Set exercise -> Search the entries for the word "JSON" and pull out each line that has it.

[Dataset entries on figures]
• • • •
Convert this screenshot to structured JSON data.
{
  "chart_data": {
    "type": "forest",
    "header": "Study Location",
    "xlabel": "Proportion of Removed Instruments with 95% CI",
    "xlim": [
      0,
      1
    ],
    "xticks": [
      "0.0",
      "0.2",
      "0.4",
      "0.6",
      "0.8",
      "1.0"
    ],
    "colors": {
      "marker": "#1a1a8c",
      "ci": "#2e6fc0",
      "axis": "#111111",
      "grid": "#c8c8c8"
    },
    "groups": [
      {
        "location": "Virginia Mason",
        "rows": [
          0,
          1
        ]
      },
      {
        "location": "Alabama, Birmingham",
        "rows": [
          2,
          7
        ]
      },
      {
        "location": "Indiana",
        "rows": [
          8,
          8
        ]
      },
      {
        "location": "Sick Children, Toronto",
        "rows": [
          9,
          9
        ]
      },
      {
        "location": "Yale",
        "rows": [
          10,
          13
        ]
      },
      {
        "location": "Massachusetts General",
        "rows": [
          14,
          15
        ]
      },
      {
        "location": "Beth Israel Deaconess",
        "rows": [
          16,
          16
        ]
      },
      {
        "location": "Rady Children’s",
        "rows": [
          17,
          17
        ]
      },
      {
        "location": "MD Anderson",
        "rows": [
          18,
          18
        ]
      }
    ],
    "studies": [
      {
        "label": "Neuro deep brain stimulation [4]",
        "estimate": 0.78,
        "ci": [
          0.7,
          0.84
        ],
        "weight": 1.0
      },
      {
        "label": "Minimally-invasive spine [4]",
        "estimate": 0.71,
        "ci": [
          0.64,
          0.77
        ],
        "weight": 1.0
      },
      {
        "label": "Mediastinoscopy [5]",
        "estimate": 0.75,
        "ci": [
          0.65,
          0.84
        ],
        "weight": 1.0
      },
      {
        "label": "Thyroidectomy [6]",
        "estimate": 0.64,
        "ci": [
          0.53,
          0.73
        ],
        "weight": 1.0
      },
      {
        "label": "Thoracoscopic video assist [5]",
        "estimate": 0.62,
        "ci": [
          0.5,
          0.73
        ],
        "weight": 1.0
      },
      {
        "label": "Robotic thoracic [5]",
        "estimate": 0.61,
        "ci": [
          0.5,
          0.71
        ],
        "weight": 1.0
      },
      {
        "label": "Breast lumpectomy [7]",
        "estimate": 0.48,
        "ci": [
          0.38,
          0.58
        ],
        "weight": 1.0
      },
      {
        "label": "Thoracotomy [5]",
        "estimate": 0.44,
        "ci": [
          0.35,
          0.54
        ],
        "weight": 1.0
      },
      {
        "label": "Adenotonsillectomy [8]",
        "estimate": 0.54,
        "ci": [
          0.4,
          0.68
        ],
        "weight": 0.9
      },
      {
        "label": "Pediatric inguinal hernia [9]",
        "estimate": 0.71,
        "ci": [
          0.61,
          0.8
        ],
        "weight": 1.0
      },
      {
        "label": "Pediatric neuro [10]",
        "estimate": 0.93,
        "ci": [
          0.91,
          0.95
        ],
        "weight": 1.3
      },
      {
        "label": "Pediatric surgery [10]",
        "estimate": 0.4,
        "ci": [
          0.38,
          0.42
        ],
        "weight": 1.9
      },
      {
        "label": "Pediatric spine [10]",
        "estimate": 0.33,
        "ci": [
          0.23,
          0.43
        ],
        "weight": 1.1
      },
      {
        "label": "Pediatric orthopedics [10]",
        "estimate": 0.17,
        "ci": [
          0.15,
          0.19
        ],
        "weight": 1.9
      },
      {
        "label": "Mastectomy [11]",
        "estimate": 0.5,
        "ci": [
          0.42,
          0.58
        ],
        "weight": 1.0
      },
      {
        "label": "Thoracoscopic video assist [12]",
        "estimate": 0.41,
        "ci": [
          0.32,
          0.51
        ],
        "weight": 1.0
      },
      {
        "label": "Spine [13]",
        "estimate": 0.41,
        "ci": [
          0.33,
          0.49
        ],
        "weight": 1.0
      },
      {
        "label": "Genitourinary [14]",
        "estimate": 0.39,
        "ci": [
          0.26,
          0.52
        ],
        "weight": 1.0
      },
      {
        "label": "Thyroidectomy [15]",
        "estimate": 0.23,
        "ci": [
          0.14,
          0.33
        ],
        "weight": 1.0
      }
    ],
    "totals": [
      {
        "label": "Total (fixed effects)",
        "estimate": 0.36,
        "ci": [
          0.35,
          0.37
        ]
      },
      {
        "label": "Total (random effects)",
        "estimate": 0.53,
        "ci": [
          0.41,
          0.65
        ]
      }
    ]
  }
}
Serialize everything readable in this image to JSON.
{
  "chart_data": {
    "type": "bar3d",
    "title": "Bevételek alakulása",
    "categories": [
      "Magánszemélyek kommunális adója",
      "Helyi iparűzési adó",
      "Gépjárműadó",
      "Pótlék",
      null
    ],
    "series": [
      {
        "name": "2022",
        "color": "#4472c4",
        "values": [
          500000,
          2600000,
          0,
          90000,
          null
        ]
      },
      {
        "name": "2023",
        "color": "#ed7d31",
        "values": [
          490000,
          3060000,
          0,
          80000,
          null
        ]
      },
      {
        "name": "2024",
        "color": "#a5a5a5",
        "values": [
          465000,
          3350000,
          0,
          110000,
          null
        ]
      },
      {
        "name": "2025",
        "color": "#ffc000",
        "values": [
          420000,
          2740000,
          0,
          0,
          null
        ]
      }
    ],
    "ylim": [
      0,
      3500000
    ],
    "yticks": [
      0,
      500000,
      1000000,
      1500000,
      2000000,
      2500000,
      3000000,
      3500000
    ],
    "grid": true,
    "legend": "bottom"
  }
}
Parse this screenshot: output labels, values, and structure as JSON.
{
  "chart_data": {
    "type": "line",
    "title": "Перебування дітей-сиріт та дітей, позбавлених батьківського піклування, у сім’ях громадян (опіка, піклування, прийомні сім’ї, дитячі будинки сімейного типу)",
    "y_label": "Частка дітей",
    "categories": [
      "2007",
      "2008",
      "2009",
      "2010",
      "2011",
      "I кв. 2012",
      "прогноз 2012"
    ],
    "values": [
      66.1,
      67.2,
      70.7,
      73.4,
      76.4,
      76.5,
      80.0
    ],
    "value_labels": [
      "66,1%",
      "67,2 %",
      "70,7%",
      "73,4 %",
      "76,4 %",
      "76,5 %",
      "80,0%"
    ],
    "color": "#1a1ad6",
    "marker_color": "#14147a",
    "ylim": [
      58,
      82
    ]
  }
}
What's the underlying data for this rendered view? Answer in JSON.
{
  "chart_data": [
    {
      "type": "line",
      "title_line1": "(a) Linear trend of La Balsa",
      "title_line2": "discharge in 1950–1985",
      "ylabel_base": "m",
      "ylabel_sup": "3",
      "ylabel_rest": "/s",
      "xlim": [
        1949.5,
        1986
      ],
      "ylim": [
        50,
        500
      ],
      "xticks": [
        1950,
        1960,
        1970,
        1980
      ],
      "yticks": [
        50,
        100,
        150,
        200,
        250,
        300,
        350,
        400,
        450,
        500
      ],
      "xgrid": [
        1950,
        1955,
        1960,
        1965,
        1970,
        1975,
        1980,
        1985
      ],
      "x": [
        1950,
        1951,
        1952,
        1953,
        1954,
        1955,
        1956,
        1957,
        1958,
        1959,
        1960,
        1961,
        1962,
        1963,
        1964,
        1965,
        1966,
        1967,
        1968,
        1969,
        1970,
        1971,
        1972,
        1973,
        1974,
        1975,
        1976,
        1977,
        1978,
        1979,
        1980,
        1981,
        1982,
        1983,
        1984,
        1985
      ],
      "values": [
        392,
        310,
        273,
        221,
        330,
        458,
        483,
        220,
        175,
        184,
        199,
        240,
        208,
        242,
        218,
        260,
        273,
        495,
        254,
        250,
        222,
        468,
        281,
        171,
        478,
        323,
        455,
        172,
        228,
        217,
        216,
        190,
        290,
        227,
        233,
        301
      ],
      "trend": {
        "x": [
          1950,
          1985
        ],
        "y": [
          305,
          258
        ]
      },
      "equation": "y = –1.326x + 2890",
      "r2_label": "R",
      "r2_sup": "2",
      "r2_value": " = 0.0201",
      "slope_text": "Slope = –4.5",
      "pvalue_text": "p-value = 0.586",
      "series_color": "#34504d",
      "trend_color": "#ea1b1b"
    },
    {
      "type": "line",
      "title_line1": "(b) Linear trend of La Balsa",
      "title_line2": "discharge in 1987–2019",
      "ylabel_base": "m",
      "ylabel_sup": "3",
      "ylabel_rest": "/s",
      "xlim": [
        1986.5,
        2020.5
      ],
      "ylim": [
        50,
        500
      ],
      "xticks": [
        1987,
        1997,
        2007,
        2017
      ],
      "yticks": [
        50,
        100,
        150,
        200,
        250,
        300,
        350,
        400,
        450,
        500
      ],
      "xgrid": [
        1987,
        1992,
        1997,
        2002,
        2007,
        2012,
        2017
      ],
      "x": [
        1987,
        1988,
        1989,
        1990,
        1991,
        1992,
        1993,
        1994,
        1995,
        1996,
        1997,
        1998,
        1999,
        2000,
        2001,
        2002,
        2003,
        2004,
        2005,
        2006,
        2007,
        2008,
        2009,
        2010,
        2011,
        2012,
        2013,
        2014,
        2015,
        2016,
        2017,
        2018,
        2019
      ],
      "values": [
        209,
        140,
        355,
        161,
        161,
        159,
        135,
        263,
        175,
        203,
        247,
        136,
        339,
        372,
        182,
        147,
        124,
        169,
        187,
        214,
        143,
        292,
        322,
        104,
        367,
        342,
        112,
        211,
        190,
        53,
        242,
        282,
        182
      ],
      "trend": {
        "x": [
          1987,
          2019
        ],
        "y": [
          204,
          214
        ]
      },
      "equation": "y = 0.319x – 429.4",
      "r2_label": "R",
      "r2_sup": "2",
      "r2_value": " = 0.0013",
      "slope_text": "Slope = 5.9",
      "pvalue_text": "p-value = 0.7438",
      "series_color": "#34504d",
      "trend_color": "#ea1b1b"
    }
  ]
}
• • • •
Final answer ->
Convert this screenshot to structured JSON data.
Serialize everything readable in this image to JSON.
Parse this screenshot: output labels, values, and structure as JSON.
What's the underlying data for this rendered view? Answer in JSON.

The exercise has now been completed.